• [What is required]: Identify and reproduce every line holding the string "Computer".

• [Stored entries]:
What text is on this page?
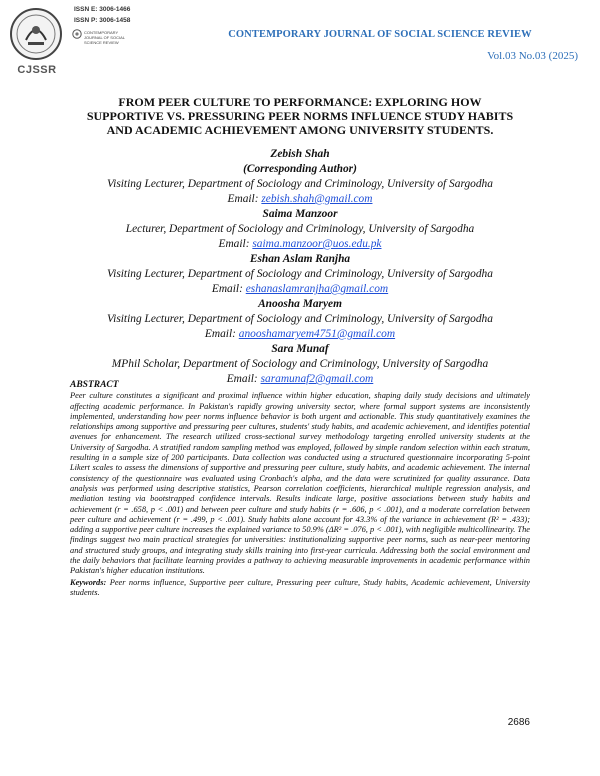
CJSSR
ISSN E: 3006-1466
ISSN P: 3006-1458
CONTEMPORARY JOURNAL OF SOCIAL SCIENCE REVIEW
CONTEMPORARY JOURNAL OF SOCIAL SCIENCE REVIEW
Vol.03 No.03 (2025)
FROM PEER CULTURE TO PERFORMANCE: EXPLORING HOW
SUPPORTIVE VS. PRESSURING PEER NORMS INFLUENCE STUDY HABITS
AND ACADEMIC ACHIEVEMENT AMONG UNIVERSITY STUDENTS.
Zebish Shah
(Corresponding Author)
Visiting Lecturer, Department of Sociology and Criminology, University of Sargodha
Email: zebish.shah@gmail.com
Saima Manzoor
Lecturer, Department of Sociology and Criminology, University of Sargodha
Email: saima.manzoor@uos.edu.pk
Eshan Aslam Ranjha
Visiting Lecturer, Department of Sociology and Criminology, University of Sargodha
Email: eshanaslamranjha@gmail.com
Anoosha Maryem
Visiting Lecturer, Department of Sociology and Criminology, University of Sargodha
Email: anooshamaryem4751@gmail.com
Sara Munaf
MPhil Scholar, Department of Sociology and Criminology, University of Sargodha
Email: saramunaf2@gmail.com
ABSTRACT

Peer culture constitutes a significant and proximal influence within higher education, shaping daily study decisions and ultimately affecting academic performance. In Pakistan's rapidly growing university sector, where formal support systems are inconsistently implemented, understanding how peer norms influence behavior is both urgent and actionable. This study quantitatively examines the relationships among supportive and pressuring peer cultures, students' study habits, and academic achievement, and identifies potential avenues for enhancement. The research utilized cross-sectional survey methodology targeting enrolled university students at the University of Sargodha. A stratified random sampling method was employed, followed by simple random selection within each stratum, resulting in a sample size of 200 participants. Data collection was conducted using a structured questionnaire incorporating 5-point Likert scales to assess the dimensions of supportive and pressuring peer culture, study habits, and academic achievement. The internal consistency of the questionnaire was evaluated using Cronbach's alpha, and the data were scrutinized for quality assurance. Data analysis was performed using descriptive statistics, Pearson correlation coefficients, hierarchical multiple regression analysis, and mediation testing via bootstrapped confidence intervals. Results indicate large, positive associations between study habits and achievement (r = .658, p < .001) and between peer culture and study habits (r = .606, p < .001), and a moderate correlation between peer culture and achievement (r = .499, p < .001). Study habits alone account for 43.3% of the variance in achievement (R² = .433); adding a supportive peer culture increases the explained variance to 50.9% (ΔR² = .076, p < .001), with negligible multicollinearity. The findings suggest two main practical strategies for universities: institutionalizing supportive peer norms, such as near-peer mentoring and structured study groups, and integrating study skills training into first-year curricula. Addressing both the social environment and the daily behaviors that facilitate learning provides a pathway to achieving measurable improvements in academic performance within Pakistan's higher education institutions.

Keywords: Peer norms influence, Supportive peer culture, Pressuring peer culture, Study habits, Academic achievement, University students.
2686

==

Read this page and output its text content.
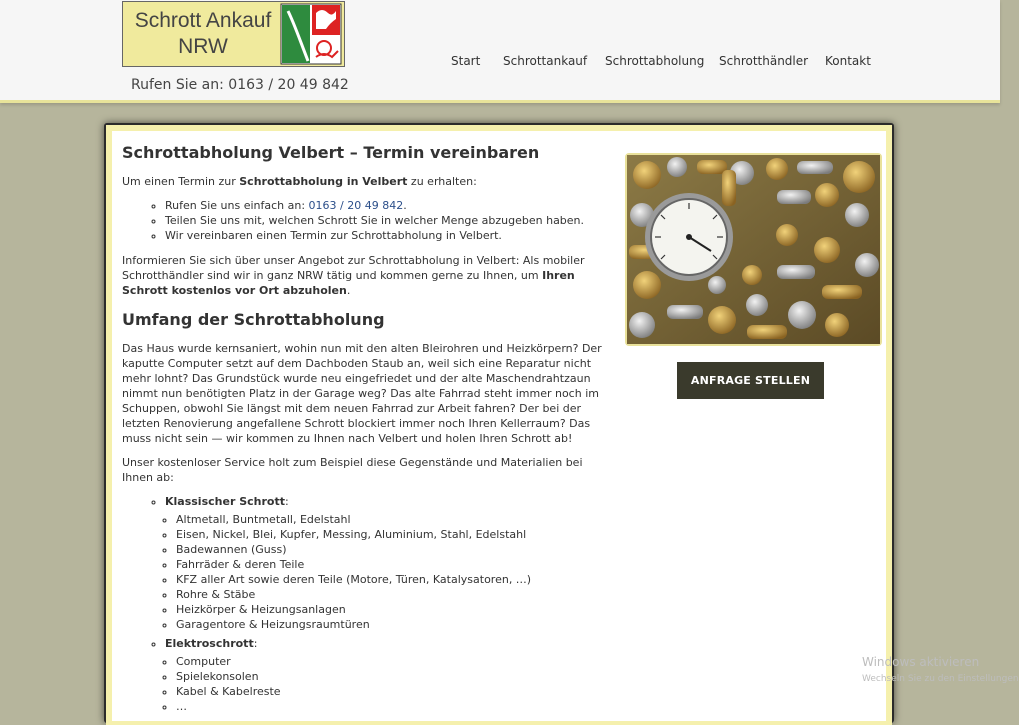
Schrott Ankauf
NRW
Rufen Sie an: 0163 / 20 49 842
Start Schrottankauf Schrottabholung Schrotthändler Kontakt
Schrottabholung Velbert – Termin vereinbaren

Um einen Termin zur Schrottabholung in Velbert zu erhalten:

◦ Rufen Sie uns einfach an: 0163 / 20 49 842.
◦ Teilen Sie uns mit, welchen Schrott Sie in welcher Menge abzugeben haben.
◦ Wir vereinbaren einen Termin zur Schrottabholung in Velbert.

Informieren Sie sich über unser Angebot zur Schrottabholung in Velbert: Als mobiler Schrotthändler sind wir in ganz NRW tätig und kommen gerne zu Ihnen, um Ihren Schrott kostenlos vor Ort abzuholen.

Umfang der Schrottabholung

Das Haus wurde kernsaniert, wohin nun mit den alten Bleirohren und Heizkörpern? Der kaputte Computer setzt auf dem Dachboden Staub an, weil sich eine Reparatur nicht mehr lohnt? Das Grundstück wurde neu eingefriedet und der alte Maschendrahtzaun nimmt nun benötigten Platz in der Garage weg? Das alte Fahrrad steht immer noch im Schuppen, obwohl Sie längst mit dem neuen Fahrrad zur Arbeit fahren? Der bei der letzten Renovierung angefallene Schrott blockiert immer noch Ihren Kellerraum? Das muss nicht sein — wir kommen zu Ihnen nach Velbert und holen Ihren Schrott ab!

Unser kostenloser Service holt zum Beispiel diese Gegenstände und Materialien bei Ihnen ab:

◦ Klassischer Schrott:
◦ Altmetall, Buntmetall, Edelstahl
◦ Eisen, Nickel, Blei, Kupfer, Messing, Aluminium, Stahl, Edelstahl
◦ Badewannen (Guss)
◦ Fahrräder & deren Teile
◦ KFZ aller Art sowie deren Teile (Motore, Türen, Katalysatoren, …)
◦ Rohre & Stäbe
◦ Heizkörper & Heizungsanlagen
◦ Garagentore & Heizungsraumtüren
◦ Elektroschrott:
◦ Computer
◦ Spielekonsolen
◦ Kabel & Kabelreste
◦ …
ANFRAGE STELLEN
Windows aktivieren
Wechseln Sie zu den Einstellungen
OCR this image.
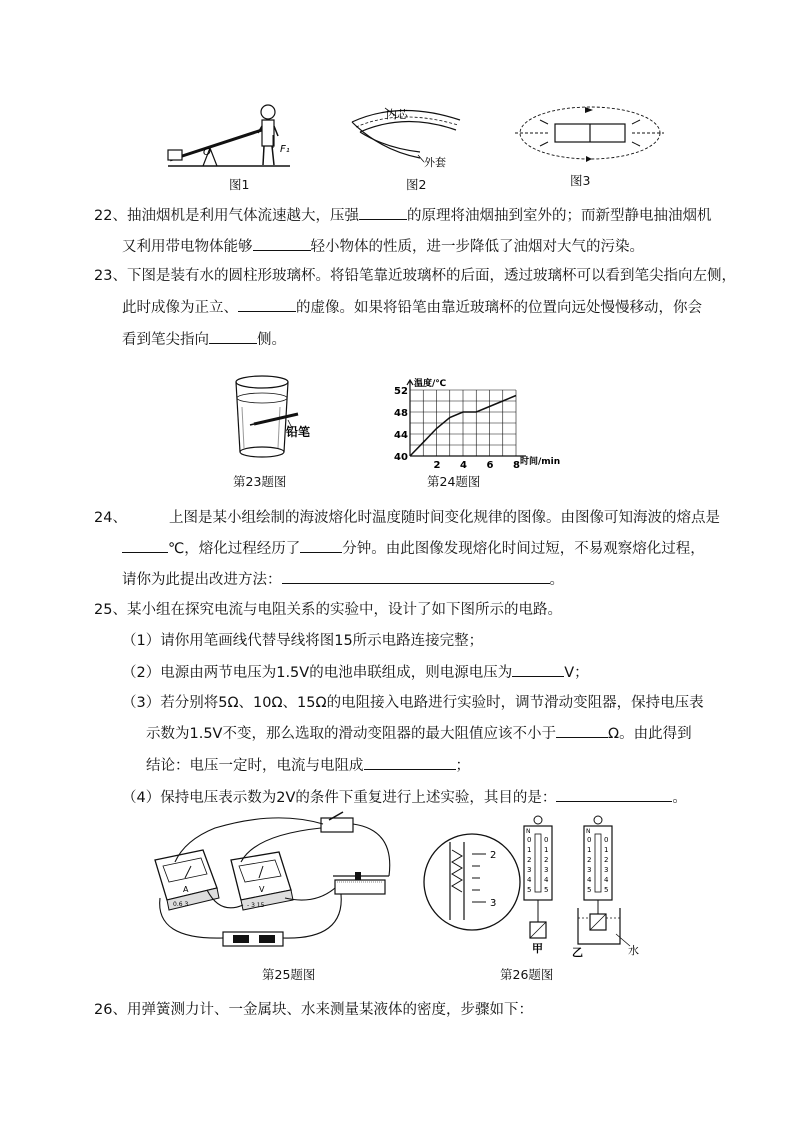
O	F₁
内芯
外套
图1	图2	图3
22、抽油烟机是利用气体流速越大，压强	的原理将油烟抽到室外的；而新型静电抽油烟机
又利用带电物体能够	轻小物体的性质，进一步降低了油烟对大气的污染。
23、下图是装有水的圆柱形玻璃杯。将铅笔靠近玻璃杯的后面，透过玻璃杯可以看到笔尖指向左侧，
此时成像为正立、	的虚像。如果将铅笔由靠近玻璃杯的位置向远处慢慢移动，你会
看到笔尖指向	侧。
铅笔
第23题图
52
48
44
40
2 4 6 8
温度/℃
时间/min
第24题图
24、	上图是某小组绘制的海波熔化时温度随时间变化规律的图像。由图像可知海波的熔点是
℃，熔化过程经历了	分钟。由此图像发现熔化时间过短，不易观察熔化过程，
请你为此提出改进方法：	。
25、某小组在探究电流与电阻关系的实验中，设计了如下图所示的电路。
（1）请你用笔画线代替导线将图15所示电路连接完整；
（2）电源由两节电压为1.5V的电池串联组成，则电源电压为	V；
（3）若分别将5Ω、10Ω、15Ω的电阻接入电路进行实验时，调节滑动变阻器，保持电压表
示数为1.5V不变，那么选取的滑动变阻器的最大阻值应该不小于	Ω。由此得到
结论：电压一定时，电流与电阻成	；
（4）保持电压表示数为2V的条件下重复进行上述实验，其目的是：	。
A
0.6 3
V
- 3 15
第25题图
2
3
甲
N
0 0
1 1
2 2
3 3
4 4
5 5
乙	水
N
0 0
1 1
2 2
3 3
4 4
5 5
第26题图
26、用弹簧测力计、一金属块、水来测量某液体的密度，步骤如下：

• [Task result]:
Das Haus wurde kernsaniert, wohin nun mit den alten Bleirohren und Heizkörpern? Der kaputte Computer setzt auf dem Dachboden Staub an, weil sich eine Reparatur nicht mehr lohnt? Das Grundstück wurde neu eingefriedet und der alte Maschendrahtzaun nimmt nun benötigten Platz in der Garage weg? Das alte Fahrrad steht immer noch im Schuppen, obwohl Sie längst mit dem neuen Fahrrad zur Arbeit fahren? Der bei der letzten Renovierung angefallene Schrott blockiert immer noch Ihren Kellerraum? Das muss nicht sein — wir kommen zu Ihnen nach Velbert und holen Ihren Schrott ab!
◦ Computer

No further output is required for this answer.